━━━━━ Estratto scelto ━━━━━
Ripubblico con una autocensura nel titolo e nelle righe di accompagnamento un articolo di qualche giorno fa. L’algoritmo di Facebook aveva infatti bloccato la piccola autosponsorizzazione che avevo predisposto in quanto in queste parti, come poi nel testo, compariva la parola “puttana”: LIBERTA’ DI STAMPA: QUESTA PUTTANA. Confesso che sono rimasto un po’ di sasso: in un’epoca in cui la rete è un inesauribile e incontrollato serbatoio di insulti, parolacce e simili, viene bloccato un titolo nel quale ci si limita a riferire, nel contesto di un commento credo civile, un’espressione usata da autorevoli esponenti politici della maggioranza che ci governa. Bene, prendo atto del severo moralismo elettronico e ci riprovo, ripulendo le parti incriminate. Nella speranza, che ha chiunque butti giù due righe su qualche cosa, che qualcuno in più mi legga.
Uno: sono un giornalista pubblicista. Non ho mai fatto il giornalista di mestiere ma, avendo avuto modo nella vita di scrivere molti articoli collaborando con varie testate, faccio parte dell’ordine dei giornalisti.
━━━━━
* **Richiesta scritta a**: Nei record, riscrivi il tratto che va dall'inizio fino alla riga che contiene "sub-bullet-item: • 1x brd", compresa. Rinomina "content-group" in "blocco-contenuto" e lascia invariato tutto il resto.
━━━━━ Voci dei dati ━━━━━
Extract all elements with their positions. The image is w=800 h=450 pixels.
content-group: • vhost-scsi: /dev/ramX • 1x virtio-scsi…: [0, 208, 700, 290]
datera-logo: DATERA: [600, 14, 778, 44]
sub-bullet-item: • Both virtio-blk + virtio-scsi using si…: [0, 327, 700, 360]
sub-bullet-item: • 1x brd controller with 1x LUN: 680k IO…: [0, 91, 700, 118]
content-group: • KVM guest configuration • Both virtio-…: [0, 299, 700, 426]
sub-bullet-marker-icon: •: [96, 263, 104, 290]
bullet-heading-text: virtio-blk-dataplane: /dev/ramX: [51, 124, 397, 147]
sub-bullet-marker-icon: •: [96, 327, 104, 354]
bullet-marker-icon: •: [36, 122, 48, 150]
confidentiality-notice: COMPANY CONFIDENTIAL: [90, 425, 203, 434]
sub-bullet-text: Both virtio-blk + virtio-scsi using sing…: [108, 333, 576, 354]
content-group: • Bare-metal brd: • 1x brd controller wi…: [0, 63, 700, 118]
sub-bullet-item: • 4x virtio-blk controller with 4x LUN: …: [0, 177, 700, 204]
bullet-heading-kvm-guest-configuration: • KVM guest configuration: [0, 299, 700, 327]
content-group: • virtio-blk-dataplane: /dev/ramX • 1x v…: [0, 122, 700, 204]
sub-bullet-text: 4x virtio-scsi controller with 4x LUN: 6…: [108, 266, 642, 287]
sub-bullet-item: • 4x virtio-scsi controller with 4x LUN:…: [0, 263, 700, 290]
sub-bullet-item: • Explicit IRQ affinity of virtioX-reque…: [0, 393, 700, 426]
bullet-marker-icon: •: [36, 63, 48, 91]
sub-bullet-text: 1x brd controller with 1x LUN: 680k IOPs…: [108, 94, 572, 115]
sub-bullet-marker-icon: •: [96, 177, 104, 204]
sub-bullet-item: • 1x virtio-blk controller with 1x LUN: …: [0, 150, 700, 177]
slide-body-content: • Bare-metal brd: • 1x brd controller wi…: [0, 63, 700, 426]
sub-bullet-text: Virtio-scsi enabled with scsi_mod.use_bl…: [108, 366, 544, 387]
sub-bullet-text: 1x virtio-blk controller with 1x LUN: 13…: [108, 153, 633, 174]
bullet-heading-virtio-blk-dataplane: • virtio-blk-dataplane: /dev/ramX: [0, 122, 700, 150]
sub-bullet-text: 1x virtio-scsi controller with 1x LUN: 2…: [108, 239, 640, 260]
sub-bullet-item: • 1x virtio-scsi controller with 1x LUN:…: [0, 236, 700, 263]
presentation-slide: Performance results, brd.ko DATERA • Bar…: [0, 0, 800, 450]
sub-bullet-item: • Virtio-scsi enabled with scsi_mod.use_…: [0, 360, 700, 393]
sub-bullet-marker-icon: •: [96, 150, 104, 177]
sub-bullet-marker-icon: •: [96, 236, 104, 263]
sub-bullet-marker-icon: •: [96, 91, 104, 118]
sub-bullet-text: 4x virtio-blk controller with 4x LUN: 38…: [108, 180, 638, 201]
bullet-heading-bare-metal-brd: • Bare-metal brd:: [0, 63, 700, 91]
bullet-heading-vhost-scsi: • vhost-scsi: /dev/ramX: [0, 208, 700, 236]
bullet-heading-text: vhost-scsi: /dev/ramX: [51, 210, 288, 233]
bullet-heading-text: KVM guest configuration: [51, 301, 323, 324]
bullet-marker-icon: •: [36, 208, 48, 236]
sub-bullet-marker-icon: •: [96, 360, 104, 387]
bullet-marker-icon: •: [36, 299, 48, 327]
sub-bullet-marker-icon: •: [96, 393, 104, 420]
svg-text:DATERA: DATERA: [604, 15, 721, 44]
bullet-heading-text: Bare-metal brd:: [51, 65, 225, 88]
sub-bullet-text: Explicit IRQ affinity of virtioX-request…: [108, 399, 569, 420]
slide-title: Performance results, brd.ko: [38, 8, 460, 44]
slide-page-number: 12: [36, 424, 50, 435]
━━━━━
* **Richiesta scritta b**: Prosegui il testo sul titolo bloccato da Facebook, riprendendo subito dopo l'ultima frase.

* **Risposta esercizio a**:
Extract all elements with their positions. The image is w=800 h=450 pixels.
blocco-contenuto: • vhost-scsi: /dev/ramX • 1x virtio-scsi…: [0, 208, 700, 290]
datera-logo: DATERA: [600, 14, 778, 44]
sub-bullet-item: • Both virtio-blk + virtio-scsi using si…: [0, 327, 700, 360]
sub-bullet-item: • 1x brd controller with 1x LUN: 680k IO…: [0, 91, 700, 118]

* **Risposta esercizio b**:
Due: sono un giornalista che in parecchie occasioni non è d’accordo, e quindi critica, ciò che fanno i politici. Tra i criticati ci sono anche gli esponenti del Movimento 5 Stelle.
Tre: essendo un giornalista ed essendo un giornalista spesso critico nei confronti del Movimento (quindi non appartenente alla ristretta cerchia dei giornalisti buoni e bravi), se ne deduce che sono un infame sciacallo, una puttana, un venduto, un cane da riporto e forse altro.
Quattro: Durante i processi celebrati nei paesi comunisti dell’est Europa dopo la seconda guerra mondiale si è assistito nelle aule di tribunale a scene del genere:
L’accusa: “Allora sei una puttana?”
L’imputato: “Si, sono una puttana”.
L’accusa – “Allora lo ammetti di essere una laida puttana!”
L’imputato – “Si, sono una laida puttana. Me ne vergogno e chiedo scusa al partito e al popolo”.
E altre variazioni sul tema. Quelle risposte tragiche, allucinate e allucinanti, arrivavano nell’aula dopo giorni, settimane e mesi di indicibili torture fisiche e psicologiche. L’imputato non doveva e non poteva morire con dignità, difendendo le sue idee; non poteva nemmeno semplicemente abiurare.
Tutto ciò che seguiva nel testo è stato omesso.